◆ What the exercise asks:
Your task is to copy the listing exactly. Drop any pictures from the copy.

Saved entries:
## begin

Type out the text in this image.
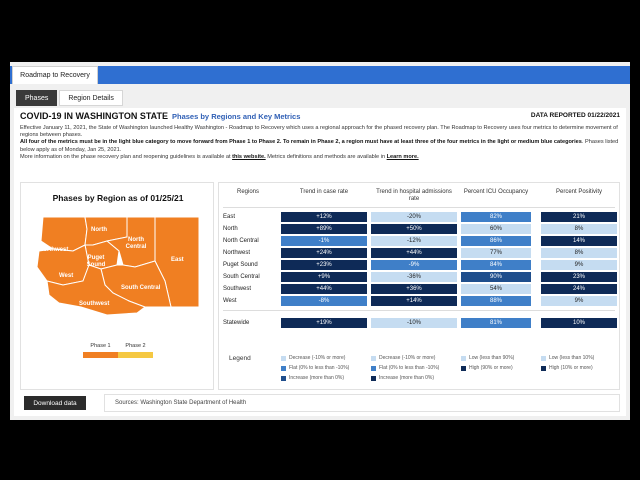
Roadmap to Recovery
Phases	Region Details
COVID-19 IN WASHINGTON STATE Phases by Regions and Key Metrics	DATA REPORTED 01/22/2021
Effective January 11, 2021, the State of Washington launched Healthy Washington - Roadmap to Recovery which uses a regional approach for the phased recovery plan. The Roadmap to Recovery uses four metrics to determine movement of regions between phases.
All four of the metrics must be in the light blue category to move forward from Phase 1 to Phase 2. To remain in Phase 2, a region must have at least three of the four metrics in the light or medium blue categories. Phases listed below apply as of Monday, Jan 25, 2021.
More information on the phase recovery plan and reopening guidelines is available at this website. Metrics definitions and methods are available in Learn more.
Phases by Region as of 01/25/21
North
North Central
Northwest
Puget Sound
East
West
South Central
Southwest
Phase 1	Phase 2
Regions	Trend in case rate	Trend in hospital admissions rate
Percent ICU Occupancy	Percent Positivity
East	+12%	-20%	82%	21%
North	+89%	+50%	60%	8%
North Central	-1%	-12%	86%	14%
Northwest	+24%	+44%	77%	8%
Puget Sound	+23%	-9%	84%	9%
South Central	+9%	-36%	90%	23%
Southwest	+44%	+36%	54%	24%
West	-8%	+14%	88%	9%
Statewide	+19%	-10%	81%	10%
Legend	Decrease (-10% or more)
Flat (0% to less than -10%)
Increase (more than 0%)
Decrease (-10% or more)
Flat (0% to less than -10%)
Increase (more than 0%)
Low (less than 90%)
High (90% or more)
Low (less than 10%)
High (10% or more)
Download data	Sources: Washington State Department of Health
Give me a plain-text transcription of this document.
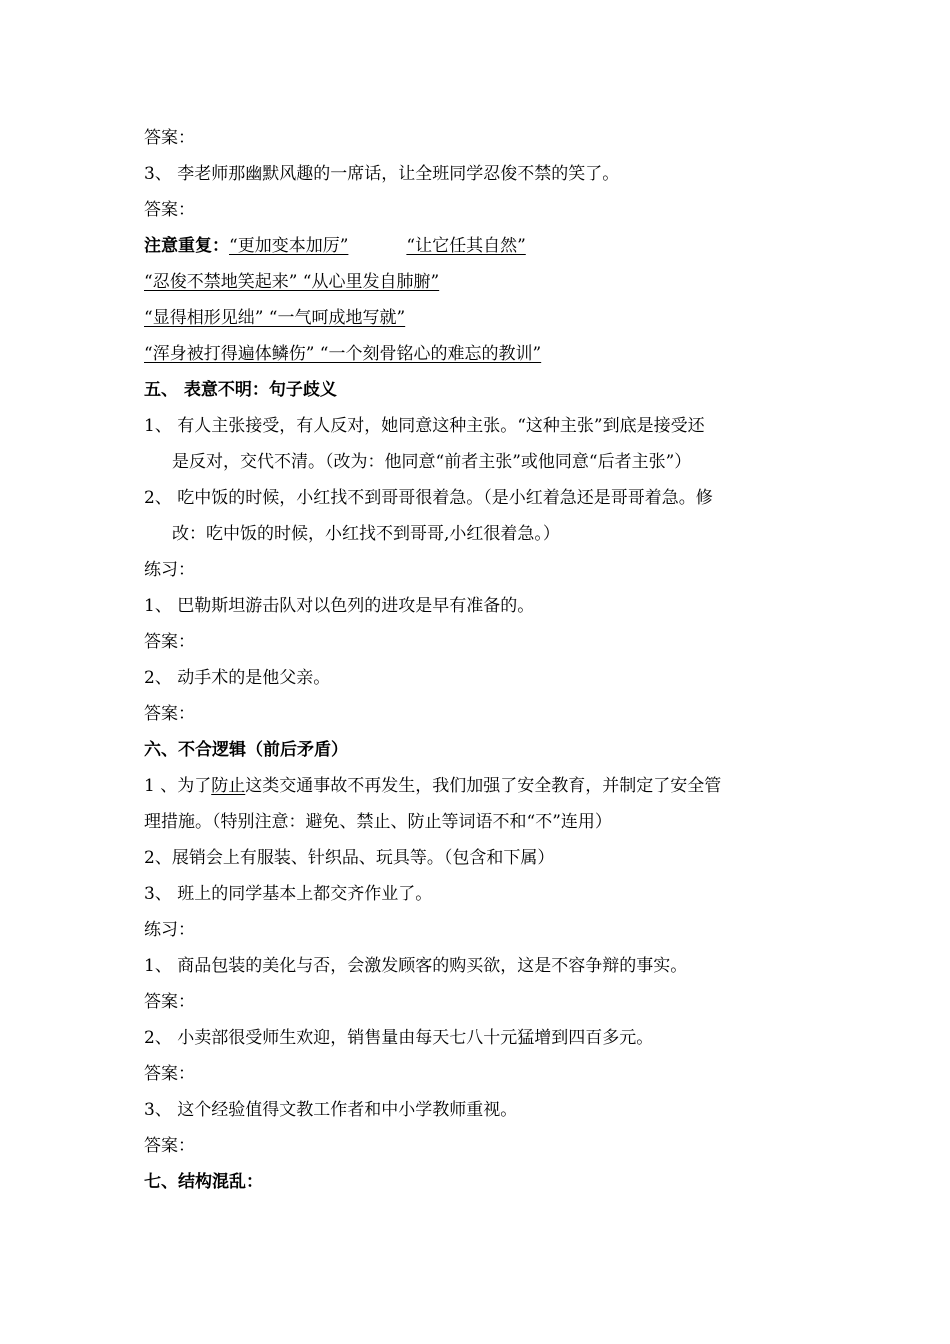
答案：
3、 李老师那幽默风趣的一席话，让全班同学忍俊不禁的笑了。
答案：
注意重复：“更加变本加厉”	“让它任其自然”
“忍俊不禁地笑起来” “从心里发自肺腑”
“显得相形见绌” “一气呵成地写就”
“浑身被打得遍体鳞伤” “一个刻骨铭心的难忘的教训”
五、 表意不明：句子歧义
1、 有人主张接受，有人反对，她同意这种主张。“这种主张”到底是接受还
是反对，交代不清。（改为：他同意“前者主张”或他同意“后者主张”）
2、 吃中饭的时候，小红找不到哥哥很着急。（是小红着急还是哥哥着急。修
改：吃中饭的时候，小红找不到哥哥,小红很着急。）
练习：
1、 巴勒斯坦游击队对以色列的进攻是早有准备的。
答案：
2、 动手术的是他父亲。
答案：
六、不合逻辑（前后矛盾）
1 、为了防止这类交通事故不再发生，我们加强了安全教育，并制定了安全管
理措施。（特别注意：避免、禁止、防止等词语不和“不”连用）
2、展销会上有服装、针织品、玩具等。（包含和下属）
3、 班上的同学基本上都交齐作业了。
练习：
1、 商品包装的美化与否，会激发顾客的购买欲，这是不容争辩的事实。
答案：
2、 小卖部很受师生欢迎，销售量由每天七八十元猛增到四百多元。
答案：
3、 这个经验值得文教工作者和中小学教师重视。
答案：
七、结构混乱：
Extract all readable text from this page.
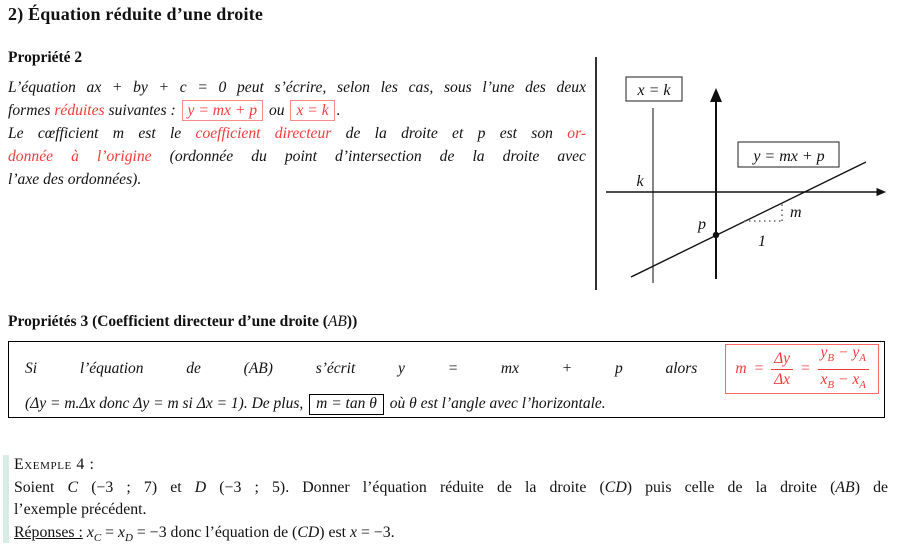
2) Équation réduite d’une droite
Propriété 2
L’équation ax + by + c = 0 peut s’écrire, selon les cas, sous l’une des deux
formes réduites suivantes : y = mx + p ou x = k .
Le cœfficient m est le coefficient directeur de la droite et p est son or-
donnée à l’origine (ordonnée du point d’intersection de la droite avec
l’axe des ordonnées).
x = k
y = mx + p
k
p
m
1
Propriétés 3 (Coefficient directeur d’une droite (AB))
Si	l’équation	de	(AB)	s’écrit	y	=	mx	+	p	alors $m = \frac{\Delta y}{\Delta x} = \frac{y_B - y_A}{x_B - x_A}$
(Δy = m.Δx donc Δy = m si Δx = 1). De plus, m = tan θ où θ est l’angle avec l’horizontale.
Exemple 4 :
Soient C (−3 ; 7) et D (−3 ; 5). Donner l’équation réduite de la droite (CD) puis celle de la droite (AB) de
l’exemple précédent.
Réponses : $x_C = x_D = -3$ donc l’équation de (CD) est x = −3.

## end

◆ Solution for this problem:
Type out the text in this image.
Roadmap to Recovery
Phases	Region Details
COVID-19 IN WASHINGTON STATE Phases by Regions and Key Metrics	DATA REPORTED 01/22/2021
Effective January 11, 2021, the State of Washington launched Healthy Washington - Roadmap to Recovery which uses a regional approach for the phased recovery plan. The Roadmap to Recovery uses four metrics to determine movement of regions between phases.
All four of the metrics must be in the light blue category to move forward from Phase 1 to Phase 2. To remain in Phase 2, a region must have at least three of the four metrics in the light or medium blue categories. Phases listed below apply as of Monday, Jan 25, 2021.
More information on the phase recovery plan and reopening guidelines is available at this website. Metrics definitions and methods are available in Learn more.
Phases by Region as of 01/25/21
North
North Central
Northwest
Puget Sound
East
West
South Central
Southwest
Phase 1	Phase 2
Regions	Trend in case rate	Trend in hospital admissions rate
Percent ICU Occupancy	Percent Positivity
East	+12%	-20%	82%	21%
North	+89%	+50%	60%	8%
North Central	-1%	-12%	86%	14%
Northwest	+24%	+44%	77%	8%
Puget Sound	+23%	-9%	84%	9%
South Central	+9%	-36%	90%	23%
Southwest	+44%	+36%	54%	24%
West	-8%	+14%	88%	9%
Statewide	+19%	-10%	81%	10%
Legend	Decrease (-10% or more)
Flat (0% to less than -10%)
Increase (more than 0%)
Decrease (-10% or more)
Flat (0% to less than -10%)
Increase (more than 0%)
Low (less than 90%)
High (90% or more)
Low (less than 10%)
High (10% or more)
Download data	Sources: Washington State Department of Health
Give me a plain-text transcription of this document.
答案：
3、 李老师那幽默风趣的一席话，让全班同学忍俊不禁的笑了。
答案：
注意重复：“更加变本加厉”	“让它任其自然”
“忍俊不禁地笑起来” “从心里发自肺腑”
“显得相形见绌” “一气呵成地写就”
“浑身被打得遍体鳞伤” “一个刻骨铭心的难忘的教训”
五、 表意不明：句子歧义
1、 有人主张接受，有人反对，她同意这种主张。“这种主张”到底是接受还
是反对，交代不清。（改为：他同意“前者主张”或他同意“后者主张”）
2、 吃中饭的时候，小红找不到哥哥很着急。（是小红着急还是哥哥着急。修
改：吃中饭的时候，小红找不到哥哥,小红很着急。）
练习：
1、 巴勒斯坦游击队对以色列的进攻是早有准备的。
答案：
2、 动手术的是他父亲。
答案：
六、不合逻辑（前后矛盾）
1 、为了防止这类交通事故不再发生，我们加强了安全教育，并制定了安全管
理措施。（特别注意：避免、禁止、防止等词语不和“不”连用）
2、展销会上有服装、针织品、玩具等。（包含和下属）
3、 班上的同学基本上都交齐作业了。
练习：
1、 商品包装的美化与否，会激发顾客的购买欲，这是不容争辩的事实。
答案：
2、 小卖部很受师生欢迎，销售量由每天七八十元猛增到四百多元。
答案：
3、 这个经验值得文教工作者和中小学教师重视。
答案：
七、结构混乱：
Extract all readable text from this page.
2) Équation réduite d’une droite
Propriété 2
L’équation ax + by + c = 0 peut s’écrire, selon les cas, sous l’une des deux
formes réduites suivantes : y = mx + p ou x = k .
Le cœfficient m est le coefficient directeur de la droite et p est son or-
donnée à l’origine (ordonnée du point d’intersection de la droite avec
l’axe des ordonnées).
x = k
y = mx + p
k
p
m
1
Propriétés 3 (Coefficient directeur d’une droite (AB))
Si	l’équation	de	(AB)	s’écrit	y	=	mx	+	p	alors $m = \frac{\Delta y}{\Delta x} = \frac{y_B - y_A}{x_B - x_A}$
(Δy = m.Δx donc Δy = m si Δx = 1). De plus, m = tan θ où θ est l’angle avec l’horizontale.
Exemple 4 :
Soient C (−3 ; 7) et D (−3 ; 5). Donner l’équation réduite de la droite (CD) puis celle de la droite (AB) de
l’exemple précédent.
Réponses : $x_C = x_D = -3$ donc l’équation de (CD) est x = −3.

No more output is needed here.